(Exercise directions):
Your copy of the material must match it exactly, except that pictures are dropped.

(Rows):
--- START ---
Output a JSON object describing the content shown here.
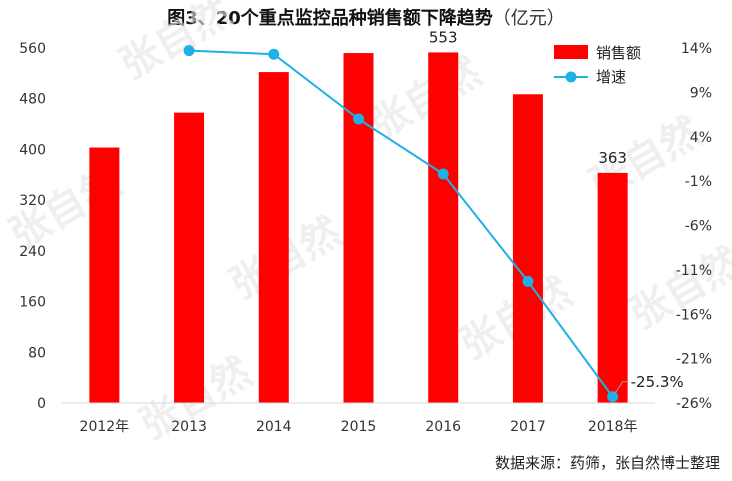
{
  "title": "图3、20个重点监控品种销售额下降趋势",
  "title_unit": "（亿元）",
  "source": "数据来源：药筛，张自然博士整理",
  "watermark": "张自然",
  "colors": {
    "bar": "#ff0000",
    "line": "#1fb1e6",
    "axis": "#d9d9d9"
  },
  "chart_data": {
    "type": "bar+line",
    "categories": [
      "2012年",
      "2013",
      "2014",
      "2015",
      "2016",
      "2017",
      "2018年"
    ],
    "series": [
      {
        "name": "销售额",
        "type": "bar",
        "axis": "left",
        "values": [
          403,
          458,
          522,
          552,
          553,
          487,
          363
        ]
      },
      {
        "name": "增速",
        "type": "line",
        "axis": "right",
        "values": [
          null,
          13.7,
          13.3,
          6.0,
          -0.2,
          -12.3,
          -25.3
        ]
      }
    ],
    "left_axis": {
      "min": 0,
      "max": 560,
      "ticks": [
        "0",
        "80",
        "160",
        "240",
        "320",
        "400",
        "480",
        "560"
      ]
    },
    "right_axis": {
      "min": -26,
      "max": 14,
      "ticks": [
        "14%",
        "9%",
        "4%",
        "-1%",
        "-6%",
        "-11%",
        "-16%",
        "-21%",
        "-26%"
      ]
    },
    "data_labels": [
      {
        "series": 0,
        "index": 4,
        "text": "553"
      },
      {
        "series": 0,
        "index": 6,
        "text": "363"
      },
      {
        "series": 1,
        "index": 6,
        "text": "-25.3%"
      }
    ],
    "legend": {
      "position": "top-right",
      "items": [
        "销售额",
        "增速"
      ]
    },
    "grid": false
  }
}
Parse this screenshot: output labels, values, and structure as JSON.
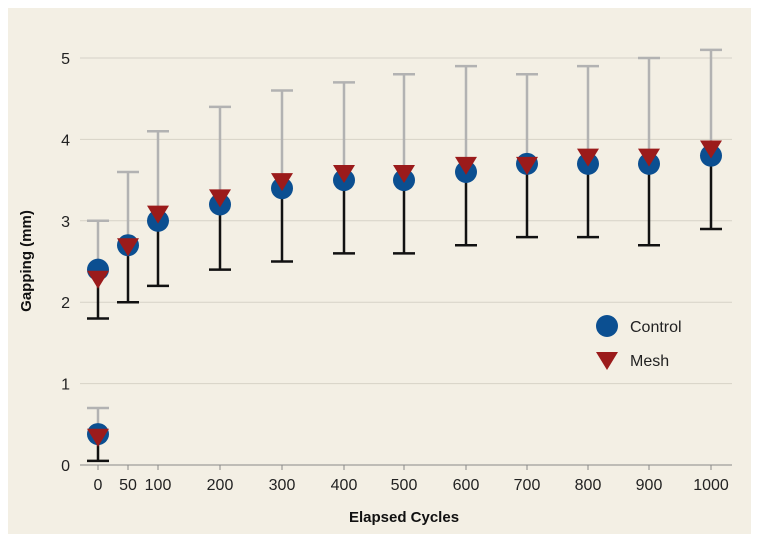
{
  "chart_data": {
    "type": "scatter",
    "title": "",
    "xlabel": "Elapsed Cycles",
    "ylabel": "Gapping (mm)",
    "x": [
      0,
      50,
      100,
      200,
      300,
      400,
      500,
      600,
      700,
      800,
      900,
      1000
    ],
    "x_tick_labels": [
      "0",
      "50",
      "100",
      "200",
      "300",
      "400",
      "500",
      "600",
      "700",
      "800",
      "900",
      "1000"
    ],
    "ylim": [
      0,
      5
    ],
    "y_ticks": [
      "0",
      "1",
      "2",
      "3",
      "4",
      "5"
    ],
    "grid": true,
    "legend_position": "right, middle",
    "series": [
      {
        "name": "Control",
        "marker": "circle",
        "color": "#0b4f91",
        "points": [
          {
            "x": 0,
            "y": 0.38,
            "err_low": 0.05,
            "err_high": 0.7
          },
          {
            "x": 0,
            "y": 2.4,
            "err_low": 1.8,
            "err_high": 3.0
          },
          {
            "x": 50,
            "y": 2.7,
            "err_low": 2.0,
            "err_high": 3.6
          },
          {
            "x": 100,
            "y": 3.0,
            "err_low": 2.2,
            "err_high": 4.1
          },
          {
            "x": 200,
            "y": 3.2,
            "err_low": 2.4,
            "err_high": 4.4
          },
          {
            "x": 300,
            "y": 3.4,
            "err_low": 2.5,
            "err_high": 4.6
          },
          {
            "x": 400,
            "y": 3.5,
            "err_low": 2.6,
            "err_high": 4.7
          },
          {
            "x": 500,
            "y": 3.5,
            "err_low": 2.6,
            "err_high": 4.8
          },
          {
            "x": 600,
            "y": 3.6,
            "err_low": 2.7,
            "err_high": 4.9
          },
          {
            "x": 700,
            "y": 3.7,
            "err_low": 2.8,
            "err_high": 4.8
          },
          {
            "x": 800,
            "y": 3.7,
            "err_low": 2.8,
            "err_high": 4.9
          },
          {
            "x": 900,
            "y": 3.7,
            "err_low": 2.7,
            "err_high": 5.0
          },
          {
            "x": 1000,
            "y": 3.8,
            "err_low": 2.9,
            "err_high": 5.1
          }
        ]
      },
      {
        "name": "Mesh",
        "marker": "triangle-down",
        "color": "#9b1b1b",
        "points": [
          {
            "x": 0,
            "y": 0.36
          },
          {
            "x": 0,
            "y": 2.3
          },
          {
            "x": 50,
            "y": 2.7
          },
          {
            "x": 100,
            "y": 3.1
          },
          {
            "x": 200,
            "y": 3.3
          },
          {
            "x": 300,
            "y": 3.5
          },
          {
            "x": 400,
            "y": 3.6
          },
          {
            "x": 500,
            "y": 3.6
          },
          {
            "x": 600,
            "y": 3.7
          },
          {
            "x": 700,
            "y": 3.7
          },
          {
            "x": 800,
            "y": 3.8
          },
          {
            "x": 900,
            "y": 3.8
          },
          {
            "x": 1000,
            "y": 3.9
          }
        ]
      }
    ],
    "colors": {
      "background": "#f3efe4",
      "gridline": "#d6d2c7",
      "error_bar_upper": "#b2b2b2",
      "error_bar_lower": "#111111"
    }
  }
}
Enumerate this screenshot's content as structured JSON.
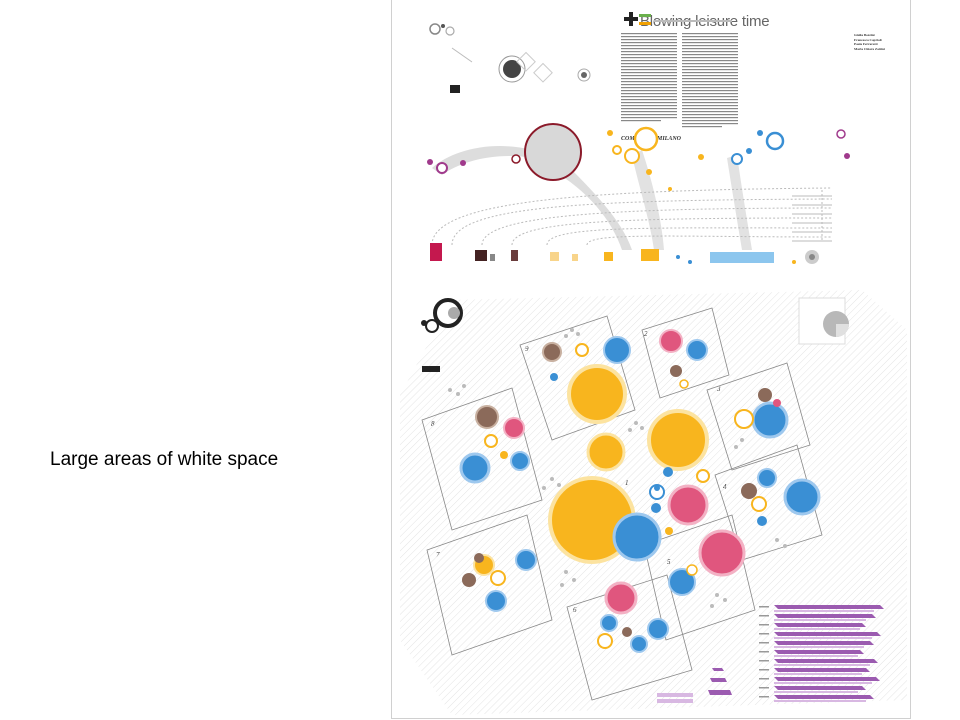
{
  "slide": {
    "caption": "Large areas of white space"
  },
  "poster": {
    "title": "Blowing leisure time",
    "subtitle": "COMUNE DI MILANO",
    "authors": [
      "Giulia Bozzini",
      "Francesca Caprioli",
      "Paola Ferrarotti",
      "Maria Chiara Zaitini"
    ],
    "zone_numbers": [
      "1",
      "2",
      "3",
      "4",
      "5",
      "6",
      "7",
      "8",
      "9"
    ],
    "colors": {
      "yellow": "#f8b51e",
      "blue": "#3a8fd4",
      "pink": "#e0567e",
      "brown": "#8b6a5a",
      "magenta": "#a03a8c",
      "purple_bar": "#9b5bb0",
      "gray": "#cfcfcf",
      "dark": "#333333"
    }
  }
}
--- END ---
(Response to this task):
Output a JSON object describing the content shown here.
{
  "title": "图3、20个重点监控品种销售额下降趋势",
  "title_unit": "（亿元）",
  "source": "数据来源：药筛，张自然博士整理",
  "watermark": "张自然",
  "colors": {
    "bar": "#ff0000",
    "line": "#1fb1e6",
    "axis": "#d9d9d9"
  },
  "chart_data": {
    "type": "bar+line",
    "categories": [
      "2012年",
      "2013",
      "2014",
      "2015",
      "2016",
      "2017",
      "2018年"
    ],
    "series": [
      {
        "name": "销售额",
        "type": "bar",
        "axis": "left",
        "values": [
          403,
          458,
          522,
          552,
          553,
          487,
          363
        ]
      },
      {
        "name": "增速",
        "type": "line",
        "axis": "right",
        "values": [
          null,
          13.7,
          13.3,
          6.0,
          -0.2,
          -12.3,
          -25.3
        ]
      }
    ],
    "left_axis": {
      "min": 0,
      "max": 560,
      "ticks": [
        "0",
        "80",
        "160",
        "240",
        "320",
        "400",
        "480",
        "560"
      ]
    },
    "right_axis": {
      "min": -26,
      "max": 14,
      "ticks": [
        "14%",
        "9%",
        "4%",
        "-1%",
        "-6%",
        "-11%",
        "-16%",
        "-21%",
        "-26%"
      ]
    },
    "data_labels": [
      {
        "series": 0,
        "index": 4,
        "text": "553"
      },
      {
        "series": 0,
        "index": 6,
        "text": "363"
      },
      {
        "series": 1,
        "index": 6,
        "text": "-25.3%"
      }
    ],
    "legend": {
      "position": "top-right",
      "items": [
        "销售额",
        "增速"
      ]
    },
    "grid": false
  }
}
Parse this screenshot: output labels, values, and structure as JSON.
{
  "chart_data": {
    "type": "scatter",
    "title": "",
    "xlabel": "Elapsed Cycles",
    "ylabel": "Gapping (mm)",
    "x": [
      0,
      50,
      100,
      200,
      300,
      400,
      500,
      600,
      700,
      800,
      900,
      1000
    ],
    "x_tick_labels": [
      "0",
      "50",
      "100",
      "200",
      "300",
      "400",
      "500",
      "600",
      "700",
      "800",
      "900",
      "1000"
    ],
    "ylim": [
      0,
      5
    ],
    "y_ticks": [
      "0",
      "1",
      "2",
      "3",
      "4",
      "5"
    ],
    "grid": true,
    "legend_position": "right, middle",
    "series": [
      {
        "name": "Control",
        "marker": "circle",
        "color": "#0b4f91",
        "points": [
          {
            "x": 0,
            "y": 0.38,
            "err_low": 0.05,
            "err_high": 0.7
          },
          {
            "x": 0,
            "y": 2.4,
            "err_low": 1.8,
            "err_high": 3.0
          },
          {
            "x": 50,
            "y": 2.7,
            "err_low": 2.0,
            "err_high": 3.6
          },
          {
            "x": 100,
            "y": 3.0,
            "err_low": 2.2,
            "err_high": 4.1
          },
          {
            "x": 200,
            "y": 3.2,
            "err_low": 2.4,
            "err_high": 4.4
          },
          {
            "x": 300,
            "y": 3.4,
            "err_low": 2.5,
            "err_high": 4.6
          },
          {
            "x": 400,
            "y": 3.5,
            "err_low": 2.6,
            "err_high": 4.7
          },
          {
            "x": 500,
            "y": 3.5,
            "err_low": 2.6,
            "err_high": 4.8
          },
          {
            "x": 600,
            "y": 3.6,
            "err_low": 2.7,
            "err_high": 4.9
          },
          {
            "x": 700,
            "y": 3.7,
            "err_low": 2.8,
            "err_high": 4.8
          },
          {
            "x": 800,
            "y": 3.7,
            "err_low": 2.8,
            "err_high": 4.9
          },
          {
            "x": 900,
            "y": 3.7,
            "err_low": 2.7,
            "err_high": 5.0
          },
          {
            "x": 1000,
            "y": 3.8,
            "err_low": 2.9,
            "err_high": 5.1
          }
        ]
      },
      {
        "name": "Mesh",
        "marker": "triangle-down",
        "color": "#9b1b1b",
        "points": [
          {
            "x": 0,
            "y": 0.36
          },
          {
            "x": 0,
            "y": 2.3
          },
          {
            "x": 50,
            "y": 2.7
          },
          {
            "x": 100,
            "y": 3.1
          },
          {
            "x": 200,
            "y": 3.3
          },
          {
            "x": 300,
            "y": 3.5
          },
          {
            "x": 400,
            "y": 3.6
          },
          {
            "x": 500,
            "y": 3.6
          },
          {
            "x": 600,
            "y": 3.7
          },
          {
            "x": 700,
            "y": 3.7
          },
          {
            "x": 800,
            "y": 3.8
          },
          {
            "x": 900,
            "y": 3.8
          },
          {
            "x": 1000,
            "y": 3.9
          }
        ]
      }
    ],
    "colors": {
      "background": "#f3efe4",
      "gridline": "#d6d2c7",
      "error_bar_upper": "#b2b2b2",
      "error_bar_lower": "#111111"
    }
  }
}
Enumerate this screenshot's content as structured JSON.
{
  "slide": {
    "caption": "Large areas of white space"
  },
  "poster": {
    "title": "Blowing leisure time",
    "subtitle": "COMUNE DI MILANO",
    "authors": [
      "Giulia Bozzini",
      "Francesca Caprioli",
      "Paola Ferrarotti",
      "Maria Chiara Zaitini"
    ],
    "zone_numbers": [
      "1",
      "2",
      "3",
      "4",
      "5",
      "6",
      "7",
      "8",
      "9"
    ],
    "colors": {
      "yellow": "#f8b51e",
      "blue": "#3a8fd4",
      "pink": "#e0567e",
      "brown": "#8b6a5a",
      "magenta": "#a03a8c",
      "purple_bar": "#9b5bb0",
      "gray": "#cfcfcf",
      "dark": "#333333"
    }
  }
}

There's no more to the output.